• WHAT TO DO: Extract each line holding the word "Minhas" from the entries.
* * * * * * *
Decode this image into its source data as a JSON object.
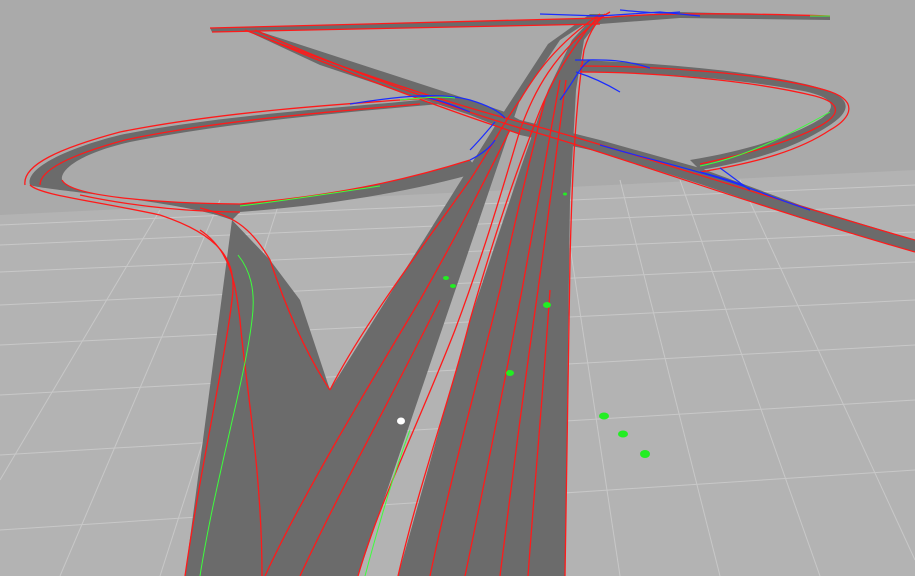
{
  "scene": {
    "kind": "3d-road-network-viewer",
    "colors": {
      "sky": "#aaaaaa",
      "ground": "#b4b4b4",
      "grid": "#c9c9c9",
      "road_surface": "#6b6b6b",
      "road_boundary": "#ff1a1a",
      "lane_link": "#1a2cff",
      "centerline": "#3cff3c",
      "marker": "#22ee22",
      "ego_marker": "#ffffff"
    },
    "markers": {
      "count_green": 8,
      "count_white": 1
    }
  }
}
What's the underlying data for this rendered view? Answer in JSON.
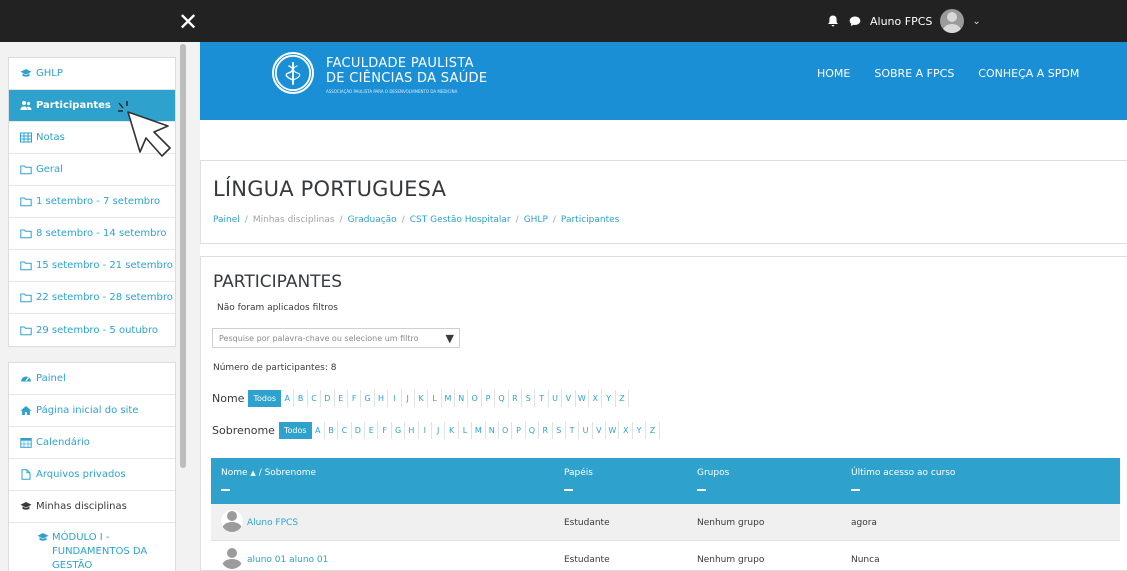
{
  "topbar": {
    "close_glyph": "✕",
    "user_name": "Aluno FPCS",
    "caret": "⌄",
    "icons": [
      "bell-icon",
      "chat-icon"
    ]
  },
  "sidebar": {
    "course_items": [
      {
        "label": "GHLP",
        "icon": "graduation-cap-icon",
        "active": false
      },
      {
        "label": "Participantes",
        "icon": "users-icon",
        "active": true
      },
      {
        "label": "Notas",
        "icon": "table-icon",
        "active": false
      },
      {
        "label": "Geral",
        "icon": "folder-icon",
        "active": false
      },
      {
        "label": "1 setembro - 7 setembro",
        "icon": "folder-icon",
        "active": false
      },
      {
        "label": "8 setembro - 14 setembro",
        "icon": "folder-icon",
        "active": false
      },
      {
        "label": "15 setembro - 21 setembro",
        "icon": "folder-icon",
        "active": false
      },
      {
        "label": "22 setembro - 28 setembro",
        "icon": "folder-icon",
        "active": false
      },
      {
        "label": "29 setembro - 5 outubro",
        "icon": "folder-icon",
        "active": false
      }
    ],
    "site_items": [
      {
        "label": "Painel",
        "icon": "dashboard-icon"
      },
      {
        "label": "Página inicial do site",
        "icon": "home-icon"
      },
      {
        "label": "Calendário",
        "icon": "calendar-icon"
      },
      {
        "label": "Arquivos privados",
        "icon": "file-icon"
      },
      {
        "label": "Minhas disciplinas",
        "icon": "graduation-cap-icon"
      }
    ],
    "sub_item": "MÓDULO I - FUNDAMENTOS DA GESTÃO"
  },
  "header": {
    "brand_line1": "FACULDADE PAULISTA",
    "brand_line2": "DE CIÊNCIAS DA SAÚDE",
    "brand_line3": "ASSOCIAÇÃO PAULISTA PARA O DESENVOLVIMENTO DA MEDICINA",
    "logo_text": "SPDM",
    "nav": [
      "HOME",
      "SOBRE A FPCS",
      "CONHEÇA A SPDM"
    ]
  },
  "page": {
    "title": "LÍNGUA PORTUGUESA",
    "breadcrumb": [
      "Painel",
      "Minhas disciplinas",
      "Graduação",
      "CST Gestão Hospitalar",
      "GHLP",
      "Participantes"
    ],
    "breadcrumb_sep": "/"
  },
  "participants": {
    "title": "PARTICIPANTES",
    "no_filters": "Não foram aplicados filtros",
    "filter_placeholder": "Pesquise por palavra-chave ou selecione um filtro",
    "count_text": "Número de participantes: 8",
    "first_name_label": "Nome",
    "last_name_label": "Sobrenome",
    "all_label": "Todos",
    "letters": [
      "A",
      "B",
      "C",
      "D",
      "E",
      "F",
      "G",
      "H",
      "I",
      "J",
      "K",
      "L",
      "M",
      "N",
      "O",
      "P",
      "Q",
      "R",
      "S",
      "T",
      "U",
      "V",
      "W",
      "X",
      "Y",
      "Z"
    ],
    "columns": {
      "name": "Nome",
      "sort_glyph": "▲",
      "surname": "/ Sobrenome",
      "roles": "Papéis",
      "groups": "Grupos",
      "last_access": "Último acesso ao curso"
    },
    "rows": [
      {
        "name": "Aluno FPCS",
        "role": "Estudante",
        "group": "Nenhum grupo",
        "access": "agora"
      },
      {
        "name": "aluno 01 aluno 01",
        "role": "Estudante",
        "group": "Nenhum grupo",
        "access": "Nunca"
      }
    ]
  },
  "colors": {
    "brand_blue": "#1a8fd6",
    "accent": "#2ea2cc",
    "topbar": "#222222"
  }
}
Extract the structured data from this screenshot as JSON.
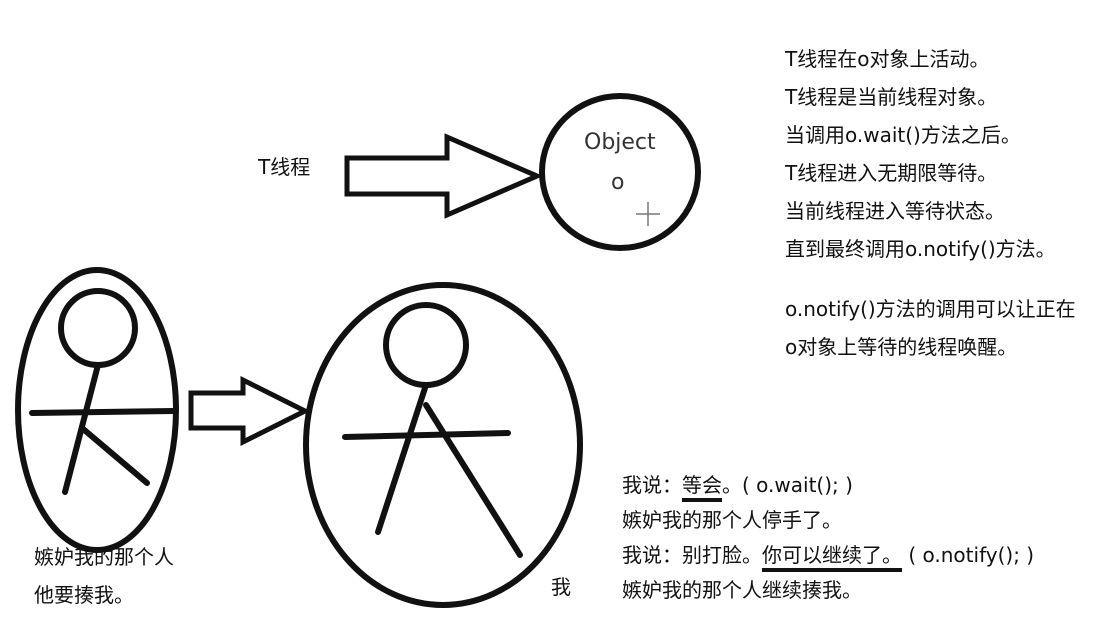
{
  "top_diagram": {
    "thread_label": "T线程",
    "object_label": "Object",
    "object_var": "o"
  },
  "notes": {
    "block1": [
      "T线程在o对象上活动。",
      "T线程是当前线程对象。",
      "当调用o.wait()方法之后。",
      "T线程进入无期限等待。",
      "当前线程进入等待状态。",
      "直到最终调用o.notify()方法。"
    ],
    "block2": [
      "o.notify()方法的调用可以让正在",
      "o对象上等待的线程唤醒。"
    ]
  },
  "left_person": {
    "caption_line1": "嫉妒我的那个人",
    "caption_line2": "他要揍我。"
  },
  "right_person": {
    "caption": "我"
  },
  "dialog": {
    "line1_prefix": "我说：",
    "line1_underlined": "等会",
    "line1_suffix": "。( o.wait(); )",
    "line2": "嫉妒我的那个人停手了。",
    "line3_prefix": "我说：别打脸。",
    "line3_underlined": "你可以继续了。",
    "line3_suffix": " ( o.notify(); )",
    "line4": "嫉妒我的那个人继续揍我。"
  }
}
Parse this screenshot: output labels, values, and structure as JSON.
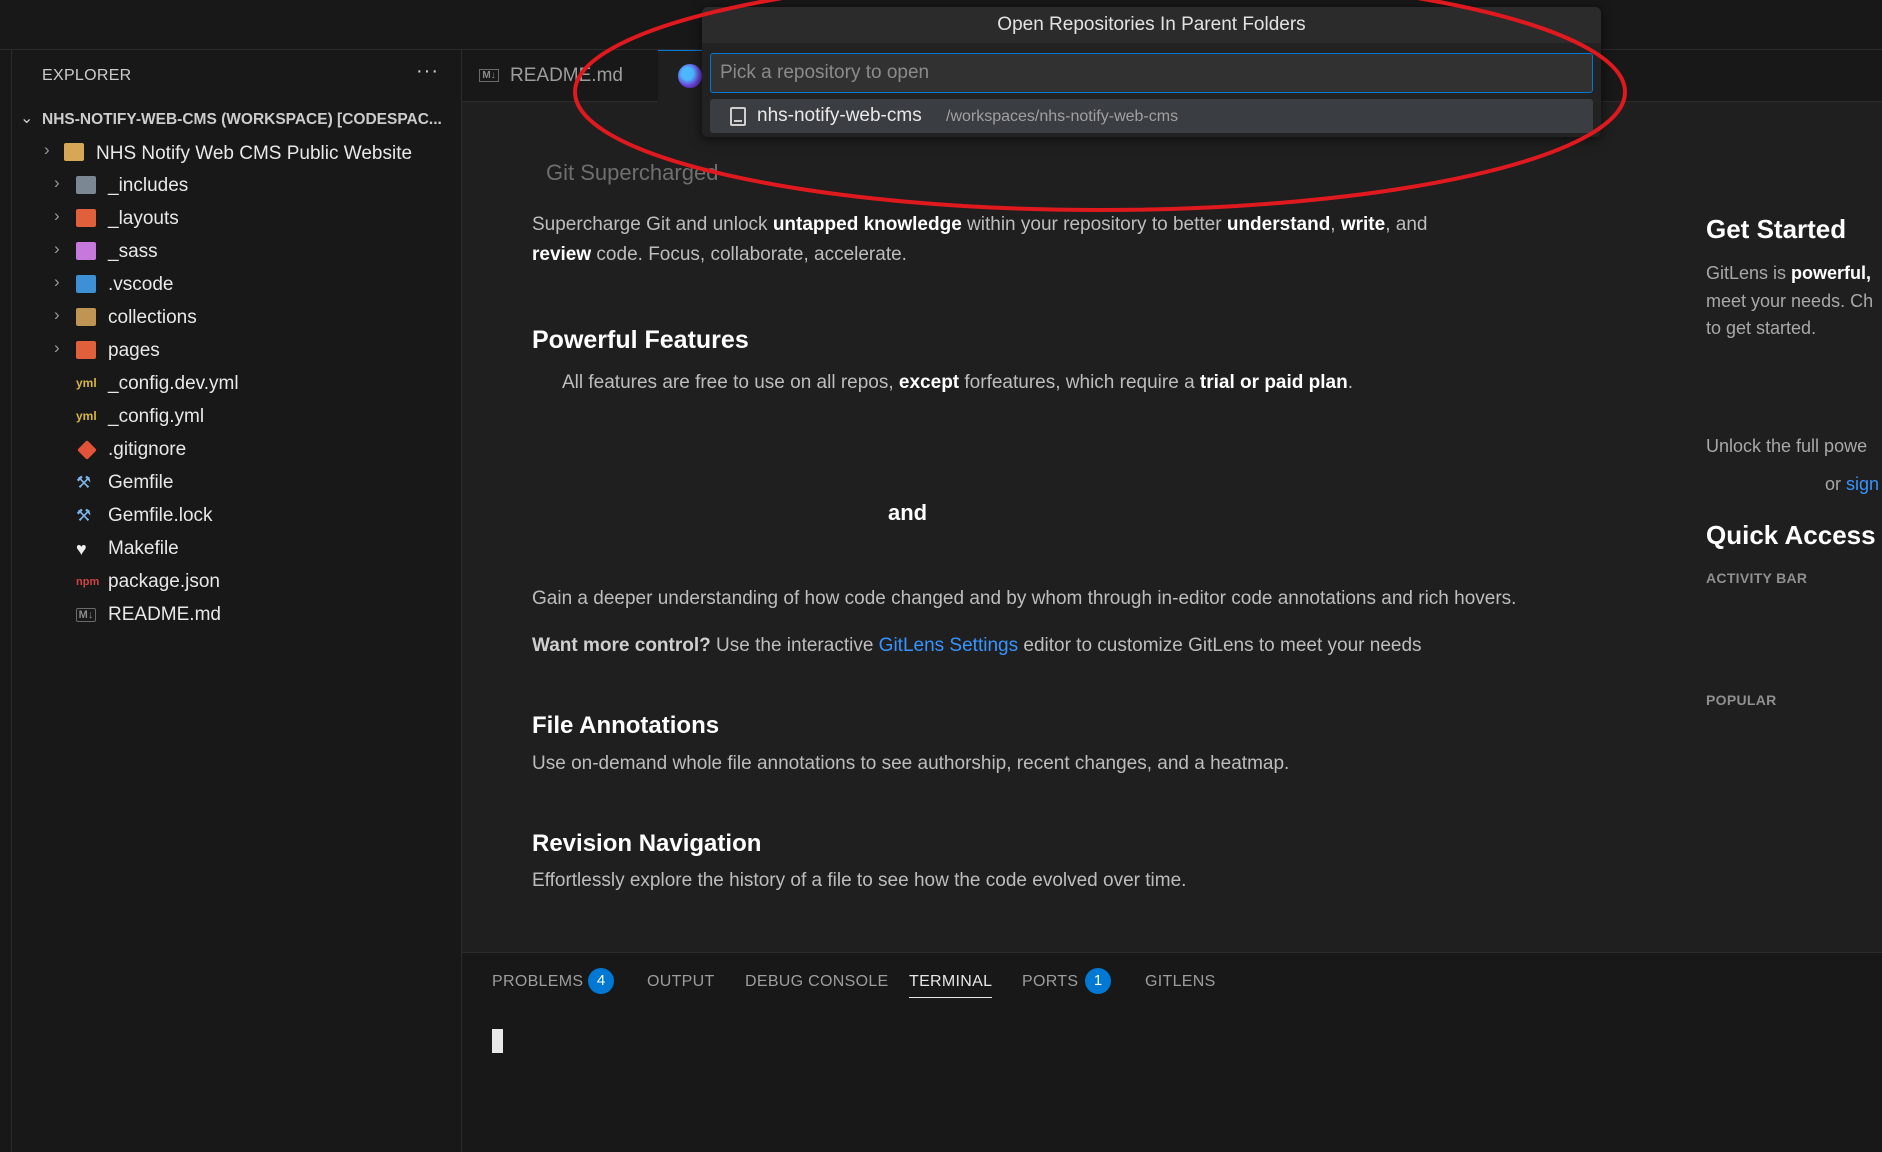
{
  "quick_pick": {
    "title": "Open Repositories In Parent Folders",
    "placeholder": "Pick a repository to open",
    "items": [
      {
        "name": "nhs-notify-web-cms",
        "path": "/workspaces/nhs-notify-web-cms",
        "icon": "repo-icon"
      }
    ]
  },
  "sidebar": {
    "title": "EXPLORER",
    "more": "···",
    "workspace": "NHS-NOTIFY-WEB-CMS (WORKSPACE) [CODESPAC...",
    "root_folder": "NHS Notify Web CMS Public Website",
    "items": [
      {
        "label": "_includes",
        "type": "folder",
        "icon": "folder-includes-icon"
      },
      {
        "label": "_layouts",
        "type": "folder",
        "icon": "folder-layouts-icon"
      },
      {
        "label": "_sass",
        "type": "folder",
        "icon": "folder-sass-icon"
      },
      {
        "label": ".vscode",
        "type": "folder",
        "icon": "folder-vscode-icon"
      },
      {
        "label": "collections",
        "type": "folder",
        "icon": "folder-icon"
      },
      {
        "label": "pages",
        "type": "folder",
        "icon": "folder-pages-icon"
      },
      {
        "label": "_config.dev.yml",
        "type": "file",
        "icon": "yaml-icon"
      },
      {
        "label": "_config.yml",
        "type": "file",
        "icon": "yaml-icon"
      },
      {
        "label": ".gitignore",
        "type": "file",
        "icon": "git-icon"
      },
      {
        "label": "Gemfile",
        "type": "file",
        "icon": "ruby-icon"
      },
      {
        "label": "Gemfile.lock",
        "type": "file",
        "icon": "ruby-icon"
      },
      {
        "label": "Makefile",
        "type": "file",
        "icon": "makefile-icon"
      },
      {
        "label": "package.json",
        "type": "file",
        "icon": "npm-icon"
      },
      {
        "label": "README.md",
        "type": "file",
        "icon": "markdown-icon"
      }
    ]
  },
  "tabs": {
    "readme_label": "README.md",
    "md_badge": "M↓"
  },
  "editor": {
    "subtitle": "Git Supercharged",
    "intro": {
      "p1": "Supercharge Git and unlock ",
      "b1": "untapped knowledge",
      "p2": " within your repository to better ",
      "b2": "understand",
      "p3": ", ",
      "b3": "write",
      "p4": ", and",
      "b4": "review",
      "p5": " code. Focus, collaborate, accelerate."
    },
    "features_heading": "Powerful Features",
    "features_line": {
      "p1": "All features are free to use on all repos, ",
      "b1": "except",
      "p2": " forfeatures, which require a ",
      "b2": "trial or paid plan",
      "p3": "."
    },
    "and_text": "and",
    "understanding": "Gain a deeper understanding of how code changed and by whom through in-editor code annotations and rich hovers.",
    "control": {
      "b1": "Want more control?",
      "p1": " Use the interactive ",
      "link": "GitLens Settings",
      "p2": " editor to customize GitLens to meet your needs"
    },
    "file_annotations_heading": "File Annotations",
    "file_annotations_text": "Use on-demand whole file annotations to see authorship, recent changes, and a heatmap.",
    "revision_heading": "Revision Navigation",
    "revision_text": "Effortlessly explore the history of a file to see how the code evolved over time.",
    "right": {
      "get_started": "Get Started",
      "gs_l1a": "GitLens is ",
      "gs_l1b": "powerful,",
      "gs_l2": "meet your needs. Ch",
      "gs_l3": "to get started.",
      "unlock": "Unlock the full powe",
      "or": "or ",
      "sign": "sign",
      "quick_access": "Quick Access",
      "activity_bar": "ACTIVITY BAR",
      "popular": "POPULAR"
    }
  },
  "panel": {
    "tabs": [
      {
        "label": "PROBLEMS",
        "badge": "4"
      },
      {
        "label": "OUTPUT"
      },
      {
        "label": "DEBUG CONSOLE"
      },
      {
        "label": "TERMINAL",
        "active": true
      },
      {
        "label": "PORTS",
        "badge": "1"
      },
      {
        "label": "GITLENS"
      }
    ]
  },
  "colors": {
    "accent": "#0078d4",
    "link": "#3794ff",
    "annotation": "#e0191f"
  }
}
* * * * * * *
• REPLY:
        "label": "Minhas disciplinas",
      "Minhas disciplinas",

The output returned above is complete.